AIM OF THE EXERCISE: Repeat the items from the very first line through the line containing "1174, 989, 1213]", including both ends.

Rows from a layout dataset
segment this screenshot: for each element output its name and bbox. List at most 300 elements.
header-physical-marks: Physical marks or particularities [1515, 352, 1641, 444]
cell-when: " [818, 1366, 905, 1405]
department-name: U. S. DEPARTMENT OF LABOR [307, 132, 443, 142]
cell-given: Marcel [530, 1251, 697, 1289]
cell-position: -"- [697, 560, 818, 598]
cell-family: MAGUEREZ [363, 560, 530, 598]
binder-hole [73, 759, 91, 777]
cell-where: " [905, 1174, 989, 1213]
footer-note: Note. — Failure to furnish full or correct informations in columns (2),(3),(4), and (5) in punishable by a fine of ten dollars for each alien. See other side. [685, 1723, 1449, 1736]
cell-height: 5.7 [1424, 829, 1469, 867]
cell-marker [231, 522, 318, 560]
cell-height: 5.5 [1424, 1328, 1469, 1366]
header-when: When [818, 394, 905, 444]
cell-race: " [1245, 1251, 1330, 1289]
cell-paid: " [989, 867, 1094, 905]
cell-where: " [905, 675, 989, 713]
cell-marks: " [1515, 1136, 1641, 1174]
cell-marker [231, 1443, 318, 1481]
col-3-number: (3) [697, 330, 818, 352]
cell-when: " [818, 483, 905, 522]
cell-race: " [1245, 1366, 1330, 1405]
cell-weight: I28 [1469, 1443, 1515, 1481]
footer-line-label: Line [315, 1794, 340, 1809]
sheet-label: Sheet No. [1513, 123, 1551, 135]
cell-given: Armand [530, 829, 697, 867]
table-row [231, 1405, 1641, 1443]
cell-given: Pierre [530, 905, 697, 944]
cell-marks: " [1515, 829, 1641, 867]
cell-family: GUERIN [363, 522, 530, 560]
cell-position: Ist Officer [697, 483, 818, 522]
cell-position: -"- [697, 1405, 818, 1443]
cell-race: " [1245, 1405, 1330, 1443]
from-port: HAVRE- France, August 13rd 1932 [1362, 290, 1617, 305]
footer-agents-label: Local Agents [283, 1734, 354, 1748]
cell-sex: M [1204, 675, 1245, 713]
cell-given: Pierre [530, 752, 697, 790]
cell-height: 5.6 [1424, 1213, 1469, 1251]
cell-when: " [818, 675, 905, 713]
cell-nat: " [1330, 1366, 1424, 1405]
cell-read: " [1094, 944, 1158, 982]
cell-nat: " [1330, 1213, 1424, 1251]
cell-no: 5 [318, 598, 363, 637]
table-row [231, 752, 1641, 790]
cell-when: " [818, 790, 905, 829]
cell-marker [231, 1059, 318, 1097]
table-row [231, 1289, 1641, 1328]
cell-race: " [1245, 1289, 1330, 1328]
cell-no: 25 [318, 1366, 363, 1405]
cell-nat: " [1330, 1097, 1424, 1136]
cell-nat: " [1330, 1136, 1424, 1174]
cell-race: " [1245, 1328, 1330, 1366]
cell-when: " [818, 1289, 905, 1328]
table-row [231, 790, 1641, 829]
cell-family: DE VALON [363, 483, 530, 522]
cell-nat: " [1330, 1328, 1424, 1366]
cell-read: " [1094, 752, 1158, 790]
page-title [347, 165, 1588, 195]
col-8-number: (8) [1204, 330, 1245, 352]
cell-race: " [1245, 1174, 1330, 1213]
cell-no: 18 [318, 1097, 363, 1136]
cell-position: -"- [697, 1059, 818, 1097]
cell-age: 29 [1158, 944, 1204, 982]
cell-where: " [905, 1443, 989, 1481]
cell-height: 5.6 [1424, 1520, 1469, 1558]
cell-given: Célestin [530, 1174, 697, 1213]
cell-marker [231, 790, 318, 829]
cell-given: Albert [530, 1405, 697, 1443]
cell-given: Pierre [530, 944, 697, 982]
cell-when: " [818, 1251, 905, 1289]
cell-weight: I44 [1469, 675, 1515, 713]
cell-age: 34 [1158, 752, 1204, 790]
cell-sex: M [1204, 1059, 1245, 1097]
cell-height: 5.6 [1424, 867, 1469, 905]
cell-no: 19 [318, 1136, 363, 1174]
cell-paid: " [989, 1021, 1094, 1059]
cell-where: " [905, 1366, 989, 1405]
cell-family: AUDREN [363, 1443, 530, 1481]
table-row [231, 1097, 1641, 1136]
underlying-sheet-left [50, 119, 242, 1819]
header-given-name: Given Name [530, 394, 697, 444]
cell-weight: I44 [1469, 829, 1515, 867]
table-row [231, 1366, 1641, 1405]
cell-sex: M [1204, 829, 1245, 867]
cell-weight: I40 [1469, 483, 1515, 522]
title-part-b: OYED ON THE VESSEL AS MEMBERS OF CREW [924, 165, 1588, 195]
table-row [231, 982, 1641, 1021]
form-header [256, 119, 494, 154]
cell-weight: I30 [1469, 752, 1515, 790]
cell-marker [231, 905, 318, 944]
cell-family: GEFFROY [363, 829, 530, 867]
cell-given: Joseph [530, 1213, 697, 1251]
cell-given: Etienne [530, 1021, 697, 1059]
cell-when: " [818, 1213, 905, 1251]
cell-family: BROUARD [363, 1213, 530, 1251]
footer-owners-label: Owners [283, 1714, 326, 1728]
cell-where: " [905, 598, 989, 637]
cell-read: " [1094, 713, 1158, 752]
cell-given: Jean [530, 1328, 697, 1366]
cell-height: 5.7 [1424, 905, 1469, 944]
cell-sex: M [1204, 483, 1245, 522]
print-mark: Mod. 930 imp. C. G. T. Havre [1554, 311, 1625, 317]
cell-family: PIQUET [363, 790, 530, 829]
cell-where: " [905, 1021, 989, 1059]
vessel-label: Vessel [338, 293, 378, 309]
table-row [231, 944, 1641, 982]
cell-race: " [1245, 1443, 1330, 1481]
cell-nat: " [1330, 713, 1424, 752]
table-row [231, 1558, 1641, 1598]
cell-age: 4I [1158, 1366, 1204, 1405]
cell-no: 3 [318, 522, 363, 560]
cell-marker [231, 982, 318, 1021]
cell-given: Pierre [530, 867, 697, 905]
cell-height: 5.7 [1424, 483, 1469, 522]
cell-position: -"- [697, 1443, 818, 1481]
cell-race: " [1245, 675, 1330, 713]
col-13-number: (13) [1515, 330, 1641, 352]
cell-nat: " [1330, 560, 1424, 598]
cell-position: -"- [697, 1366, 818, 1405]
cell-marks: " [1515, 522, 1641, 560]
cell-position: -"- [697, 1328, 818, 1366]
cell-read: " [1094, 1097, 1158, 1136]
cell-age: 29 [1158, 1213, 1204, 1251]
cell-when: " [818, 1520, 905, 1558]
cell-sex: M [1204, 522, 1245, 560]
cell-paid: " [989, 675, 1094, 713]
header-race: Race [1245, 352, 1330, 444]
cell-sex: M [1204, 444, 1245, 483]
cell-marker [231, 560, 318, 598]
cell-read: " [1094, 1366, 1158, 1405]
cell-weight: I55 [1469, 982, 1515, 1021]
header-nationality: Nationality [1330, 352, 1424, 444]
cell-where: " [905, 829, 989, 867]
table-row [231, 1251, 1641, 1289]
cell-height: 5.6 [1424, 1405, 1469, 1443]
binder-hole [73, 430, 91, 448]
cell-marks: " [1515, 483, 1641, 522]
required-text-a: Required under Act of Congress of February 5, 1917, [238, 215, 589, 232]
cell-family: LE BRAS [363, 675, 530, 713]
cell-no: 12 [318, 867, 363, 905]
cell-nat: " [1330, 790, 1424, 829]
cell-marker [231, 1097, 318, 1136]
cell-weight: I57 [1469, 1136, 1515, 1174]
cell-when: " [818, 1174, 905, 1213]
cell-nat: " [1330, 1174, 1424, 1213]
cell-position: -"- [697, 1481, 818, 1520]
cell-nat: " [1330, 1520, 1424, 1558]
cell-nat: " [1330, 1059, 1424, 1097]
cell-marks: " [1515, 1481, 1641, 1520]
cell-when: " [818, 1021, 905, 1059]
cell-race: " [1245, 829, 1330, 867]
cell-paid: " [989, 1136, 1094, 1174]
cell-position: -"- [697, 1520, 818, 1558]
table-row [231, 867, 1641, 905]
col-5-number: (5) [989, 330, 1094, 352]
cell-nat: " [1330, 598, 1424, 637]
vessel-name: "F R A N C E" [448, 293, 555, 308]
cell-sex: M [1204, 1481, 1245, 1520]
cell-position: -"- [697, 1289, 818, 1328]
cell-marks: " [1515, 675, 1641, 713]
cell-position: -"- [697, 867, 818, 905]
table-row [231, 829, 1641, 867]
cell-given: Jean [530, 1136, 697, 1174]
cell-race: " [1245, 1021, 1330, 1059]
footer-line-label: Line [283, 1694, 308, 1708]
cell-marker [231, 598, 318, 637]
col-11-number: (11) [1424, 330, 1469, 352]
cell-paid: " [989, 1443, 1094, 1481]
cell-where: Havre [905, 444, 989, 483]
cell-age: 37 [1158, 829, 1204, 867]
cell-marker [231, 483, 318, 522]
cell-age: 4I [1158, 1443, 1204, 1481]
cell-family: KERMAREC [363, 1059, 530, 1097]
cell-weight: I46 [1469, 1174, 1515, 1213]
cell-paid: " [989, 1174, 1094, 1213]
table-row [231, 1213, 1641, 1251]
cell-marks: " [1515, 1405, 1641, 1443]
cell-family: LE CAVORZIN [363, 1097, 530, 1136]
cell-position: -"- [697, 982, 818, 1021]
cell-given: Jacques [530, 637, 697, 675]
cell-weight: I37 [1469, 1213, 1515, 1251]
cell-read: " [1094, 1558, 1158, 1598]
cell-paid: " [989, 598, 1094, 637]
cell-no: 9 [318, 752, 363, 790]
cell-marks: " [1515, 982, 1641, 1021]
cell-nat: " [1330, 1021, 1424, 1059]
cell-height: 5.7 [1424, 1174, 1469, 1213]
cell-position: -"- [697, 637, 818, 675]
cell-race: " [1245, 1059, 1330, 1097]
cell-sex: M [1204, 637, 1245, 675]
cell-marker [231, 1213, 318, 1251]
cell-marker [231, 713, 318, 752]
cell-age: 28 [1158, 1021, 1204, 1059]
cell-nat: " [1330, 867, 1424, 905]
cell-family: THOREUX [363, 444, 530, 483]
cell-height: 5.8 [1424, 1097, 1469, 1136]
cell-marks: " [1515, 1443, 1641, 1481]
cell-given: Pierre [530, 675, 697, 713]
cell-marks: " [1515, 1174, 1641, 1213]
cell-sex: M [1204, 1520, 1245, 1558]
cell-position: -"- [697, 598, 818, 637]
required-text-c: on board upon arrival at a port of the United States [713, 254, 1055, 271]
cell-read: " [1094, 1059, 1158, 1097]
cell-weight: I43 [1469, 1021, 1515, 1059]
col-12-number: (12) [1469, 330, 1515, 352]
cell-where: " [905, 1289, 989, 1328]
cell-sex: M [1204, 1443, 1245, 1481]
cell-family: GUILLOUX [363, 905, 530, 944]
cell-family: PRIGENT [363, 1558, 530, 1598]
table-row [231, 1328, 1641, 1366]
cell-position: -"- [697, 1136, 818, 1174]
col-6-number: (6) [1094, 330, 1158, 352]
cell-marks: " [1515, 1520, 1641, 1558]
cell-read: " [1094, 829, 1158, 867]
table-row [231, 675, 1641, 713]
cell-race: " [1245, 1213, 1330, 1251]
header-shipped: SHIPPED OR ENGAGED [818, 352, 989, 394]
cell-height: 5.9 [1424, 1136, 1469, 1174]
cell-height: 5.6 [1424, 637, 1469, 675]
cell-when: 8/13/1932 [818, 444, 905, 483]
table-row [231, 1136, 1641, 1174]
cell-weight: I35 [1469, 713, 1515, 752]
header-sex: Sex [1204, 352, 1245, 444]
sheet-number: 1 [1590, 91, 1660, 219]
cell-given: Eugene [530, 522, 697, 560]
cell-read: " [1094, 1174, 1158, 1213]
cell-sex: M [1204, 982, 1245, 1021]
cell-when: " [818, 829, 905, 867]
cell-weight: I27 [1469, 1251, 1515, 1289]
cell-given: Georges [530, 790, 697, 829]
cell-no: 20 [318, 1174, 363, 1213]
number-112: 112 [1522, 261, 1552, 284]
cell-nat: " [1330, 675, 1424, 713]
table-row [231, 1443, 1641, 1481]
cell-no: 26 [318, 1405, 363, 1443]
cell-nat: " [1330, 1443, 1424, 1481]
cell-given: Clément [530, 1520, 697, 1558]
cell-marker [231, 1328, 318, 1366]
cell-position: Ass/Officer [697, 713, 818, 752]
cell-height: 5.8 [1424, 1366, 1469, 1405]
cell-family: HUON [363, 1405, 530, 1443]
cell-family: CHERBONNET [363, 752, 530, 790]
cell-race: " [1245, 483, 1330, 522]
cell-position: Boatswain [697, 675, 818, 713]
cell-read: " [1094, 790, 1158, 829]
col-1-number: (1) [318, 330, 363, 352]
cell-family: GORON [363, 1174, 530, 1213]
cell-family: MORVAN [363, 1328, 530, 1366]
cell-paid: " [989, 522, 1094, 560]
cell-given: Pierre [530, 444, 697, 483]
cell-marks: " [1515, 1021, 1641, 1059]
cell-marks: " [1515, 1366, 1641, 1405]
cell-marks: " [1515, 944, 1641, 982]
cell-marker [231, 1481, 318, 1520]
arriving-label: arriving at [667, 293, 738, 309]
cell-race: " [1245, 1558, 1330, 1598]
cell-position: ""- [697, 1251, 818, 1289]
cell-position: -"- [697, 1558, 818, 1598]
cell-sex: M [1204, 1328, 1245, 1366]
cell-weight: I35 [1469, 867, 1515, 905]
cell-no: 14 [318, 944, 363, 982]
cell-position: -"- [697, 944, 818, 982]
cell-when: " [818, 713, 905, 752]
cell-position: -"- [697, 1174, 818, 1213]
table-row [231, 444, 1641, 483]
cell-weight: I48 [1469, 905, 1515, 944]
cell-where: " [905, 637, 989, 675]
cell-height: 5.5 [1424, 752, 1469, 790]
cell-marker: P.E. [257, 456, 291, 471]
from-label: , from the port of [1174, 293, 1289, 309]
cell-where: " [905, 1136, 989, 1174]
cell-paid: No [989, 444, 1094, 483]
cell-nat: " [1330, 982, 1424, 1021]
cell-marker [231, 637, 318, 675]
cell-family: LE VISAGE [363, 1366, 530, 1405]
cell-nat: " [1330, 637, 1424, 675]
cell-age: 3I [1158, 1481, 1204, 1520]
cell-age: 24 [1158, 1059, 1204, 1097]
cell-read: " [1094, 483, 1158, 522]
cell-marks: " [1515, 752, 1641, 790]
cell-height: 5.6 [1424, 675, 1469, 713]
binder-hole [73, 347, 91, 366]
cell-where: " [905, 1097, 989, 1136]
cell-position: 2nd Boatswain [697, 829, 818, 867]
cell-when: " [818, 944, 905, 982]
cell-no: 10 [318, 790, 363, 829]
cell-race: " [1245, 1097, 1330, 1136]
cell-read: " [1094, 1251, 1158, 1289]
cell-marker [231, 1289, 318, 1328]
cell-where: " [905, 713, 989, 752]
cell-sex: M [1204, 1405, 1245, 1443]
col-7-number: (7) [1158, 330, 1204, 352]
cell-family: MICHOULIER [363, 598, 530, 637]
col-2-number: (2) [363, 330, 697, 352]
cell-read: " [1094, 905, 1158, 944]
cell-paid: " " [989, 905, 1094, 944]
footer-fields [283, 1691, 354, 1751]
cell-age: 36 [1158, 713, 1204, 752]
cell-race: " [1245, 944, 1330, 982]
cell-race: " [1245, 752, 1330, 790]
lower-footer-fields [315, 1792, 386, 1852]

EXPECTED ANSWER:
segment this screenshot: for each element output its name and bbox. List at most 300 elements.
header-physical-marks: Physical marks or particularities [1515, 352, 1641, 444]
cell-when: " [818, 1366, 905, 1405]
department-name: U. S. DEPARTMENT OF LABOR [307, 132, 443, 142]
cell-given: Marcel [530, 1251, 697, 1289]
cell-position: -"- [697, 560, 818, 598]
cell-family: MAGUEREZ [363, 560, 530, 598]
binder-hole [73, 759, 91, 777]
cell-where: " [905, 1174, 989, 1213]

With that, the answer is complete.